# My TTS after a little wash



## medlen1985 (Apr 9, 2010)

Took a couple of pics yesterday of my TTS after a little wash. Also added the wife's mini in as they were both looking sweet.





What do you think


----------



## legend139 (May 9, 2014)

Both look stunning mate!


----------



## Warranty_Void (Aug 12, 2014)

Very nice :mrgreen:


----------



## gogs (Dec 22, 2010)

Very nice 

Sent from my iPhone via the interweb


----------



## California3.2Quattro (Nov 27, 2014)

Nice looking rides. Which one wins in a race?


----------



## powerplay (Feb 8, 2008)

What's it look like after a large wash? :lol:


----------



## Danny732 (Jan 4, 2015)

Smart looking cars.
That's my favourite colour of the TTS.


----------



## medlen1985 (Apr 9, 2010)

Cheers guys.

▸ RECORD EXTRACTS
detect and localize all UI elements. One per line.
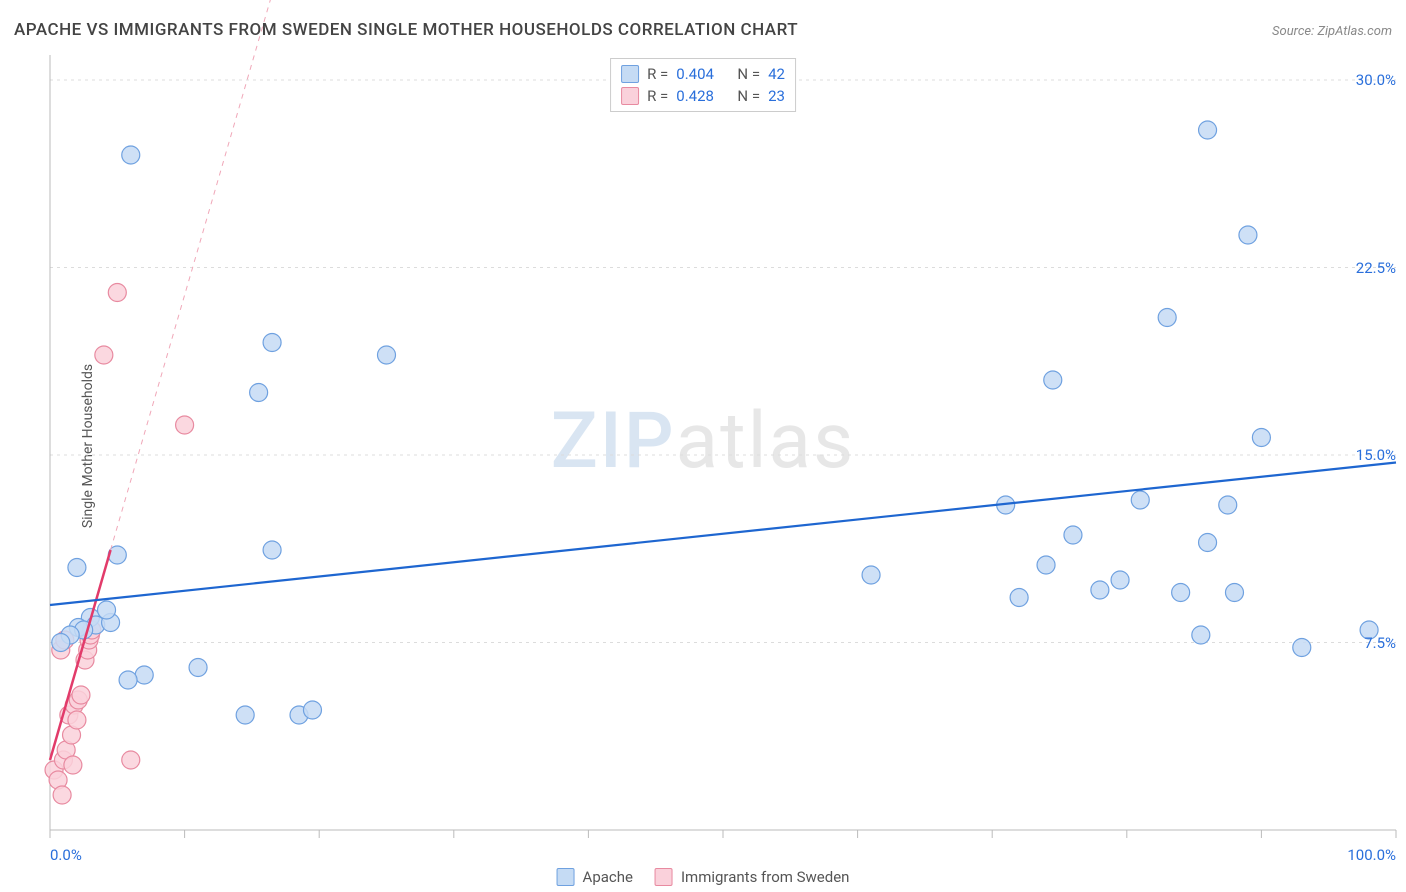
legend-swatch-blue <box>557 868 575 886</box>
stat-legend: R = 0.404 N = 42 R = 0.428 N = 23 <box>610 58 796 112</box>
y-tick-label: 7.5% <box>1364 634 1396 652</box>
y-tick-label: 30.0% <box>1356 71 1396 89</box>
legend-swatch-pink <box>621 87 639 105</box>
r-value: 0.428 <box>676 87 714 105</box>
n-value: 23 <box>768 87 785 105</box>
series-legend-item: Immigrants from Sweden <box>655 868 849 886</box>
n-value: 42 <box>768 65 785 83</box>
y-tick-label: 22.5% <box>1356 259 1396 277</box>
series-label: Immigrants from Sweden <box>681 868 849 886</box>
y-tick-label: 15.0% <box>1356 446 1396 464</box>
x-tick-label: 100.0% <box>1347 846 1396 864</box>
legend-swatch-pink <box>655 868 673 886</box>
series-label: Apache <box>583 868 633 886</box>
r-label: R = <box>647 65 668 83</box>
plot-svg <box>0 0 1406 892</box>
x-tick-label: 0.0% <box>50 846 82 864</box>
series-legend: Apache Immigrants from Sweden <box>557 868 850 886</box>
legend-swatch-blue <box>621 65 639 83</box>
stat-legend-row: R = 0.404 N = 42 <box>621 63 785 85</box>
r-label: R = <box>647 87 668 105</box>
n-label: N = <box>737 65 760 83</box>
stat-legend-row: R = 0.428 N = 23 <box>621 85 785 107</box>
series-legend-item: Apache <box>557 868 633 886</box>
n-label: N = <box>737 87 760 105</box>
r-value: 0.404 <box>676 65 714 83</box>
correlation-chart: APACHE VS IMMIGRANTS FROM SWEDEN SINGLE … <box>0 0 1406 892</box>
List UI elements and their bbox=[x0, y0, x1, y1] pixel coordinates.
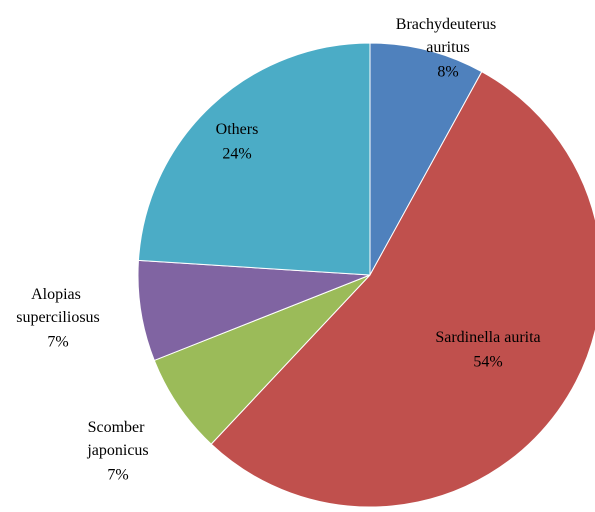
slice-label: Scomber japonicus bbox=[86, 419, 148, 459]
pie-slice bbox=[153, 274, 371, 445]
slice-percent: 8% bbox=[437, 64, 458, 81]
slice-label: Alopias superciliosus bbox=[16, 286, 100, 326]
pie-slice bbox=[210, 71, 595, 508]
slice-percent: 24% bbox=[222, 146, 251, 163]
slice-percent: 7% bbox=[47, 334, 68, 351]
slice-percent: 54% bbox=[473, 354, 502, 371]
slice-label: Brachydeuterus auritus bbox=[396, 16, 500, 56]
pie-slice bbox=[137, 42, 371, 276]
slice-percent: 7% bbox=[107, 467, 128, 484]
slice-label: Others bbox=[216, 121, 259, 138]
slice-label: Sardinella aurita bbox=[435, 329, 540, 346]
pie-slice bbox=[137, 259, 371, 362]
pie-slice bbox=[369, 42, 483, 276]
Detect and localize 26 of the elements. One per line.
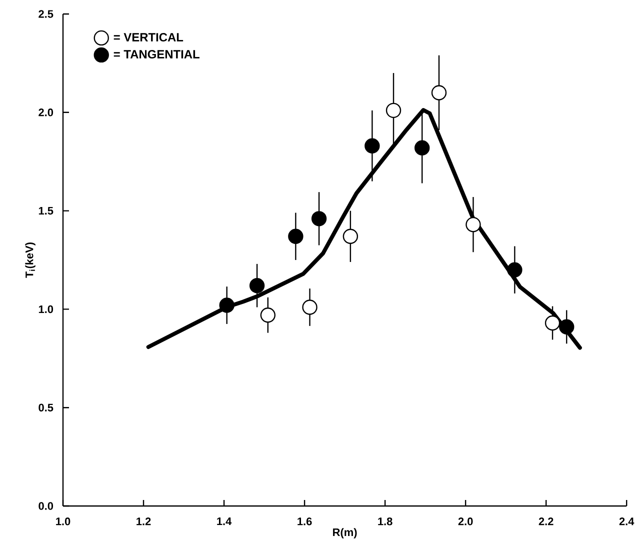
legend-label: = TANGENTIAL [114,50,200,58]
point [249,278,265,294]
x-tick-label: 1.8 [378,518,392,526]
x-tick-label: 2.2 [538,518,554,526]
y-tick-label: 2.0 [38,108,54,116]
x-axis-title: R(m) [333,528,357,538]
y-axis-title: T$_{i}$(keV) [25,242,36,278]
y-tick-label: 2.5 [38,10,54,18]
y-tick-label: 0.0 [38,502,54,510]
x-tick-label: 1.4 [217,518,232,526]
x-tick-label: 2.0 [458,518,473,526]
point [311,211,327,226]
y-tick-label: 0.5 [38,404,54,412]
x-tick-label: 1.0 [56,518,70,526]
y-tick-label: 1.5 [38,206,54,215]
x-tick-label: 1.6 [298,518,312,526]
point [507,262,522,278]
point [288,228,304,244]
x-tick-label: 2.4 [619,518,634,526]
point [219,298,234,313]
x-tick-label: 1.2 [136,518,151,526]
legend-label: = VERTICAL [114,33,184,42]
point [364,138,380,154]
point [559,319,574,335]
y-tick-label: 1.0 [38,305,54,314]
point [414,140,430,156]
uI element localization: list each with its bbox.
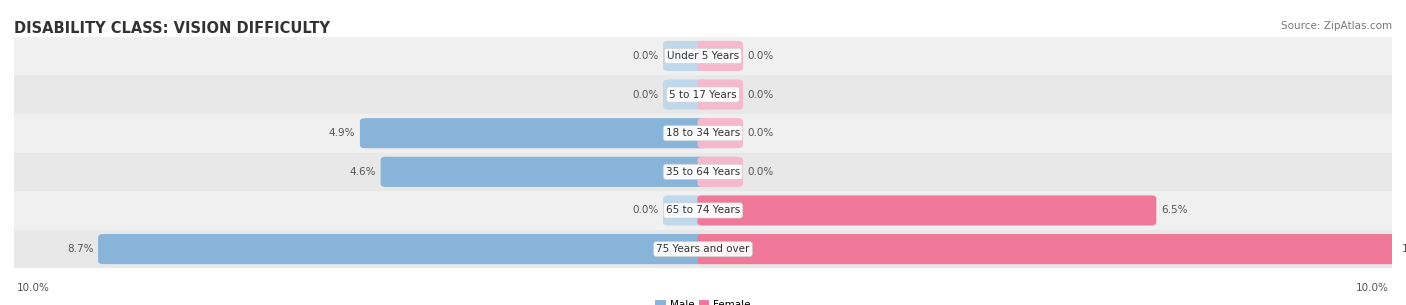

▸ WORK TO DO
1) In the TTS thread, take the part between "Took a couple" and "(May 9, 2014)", inclusive, and change "mini" to "hatchback" in it.
2) According to the TTS thread, which car did medlen1985 add to the pictures alongside the TTS?
3) Pick up the TTS thread after medlen1985's "Cheers guys." and carry it on.
None of the data is needed here.

▸ FINAL ANSWERS
1)
Took a couple of pics yesterday of my TTS after a little wash. Also added the wife's hatchback in as they were both looking sweet.





What do you think


----------



## legend139 (May 9, 2014)

2) The wife's mini.

3)
Took a fair bit of work to get the mini looking the way it does. Handles like a go kart though so a lot of fun. Clearly not on the same level as the TTS though.


----------



## mwad (Oct 11, 2013)

Looks good


----------



## Reasty (Feb 6, 2015)

California3.2Quattro said:


> Nice looking rides. Which one wins in a race?


I had a cooper D for a while as a hire car and i can tell you those little cars go like the clappers the torque is insane, so i can only imagine what a cooper works goes like.


----------



## beachgang (Jun 28, 2014)

Nice work mate! I know where to bring my RS for a clean now :lol: Will look out for you on the Cornish lanes. 8) 8)


----------



## medlen1985 (Apr 9, 2010)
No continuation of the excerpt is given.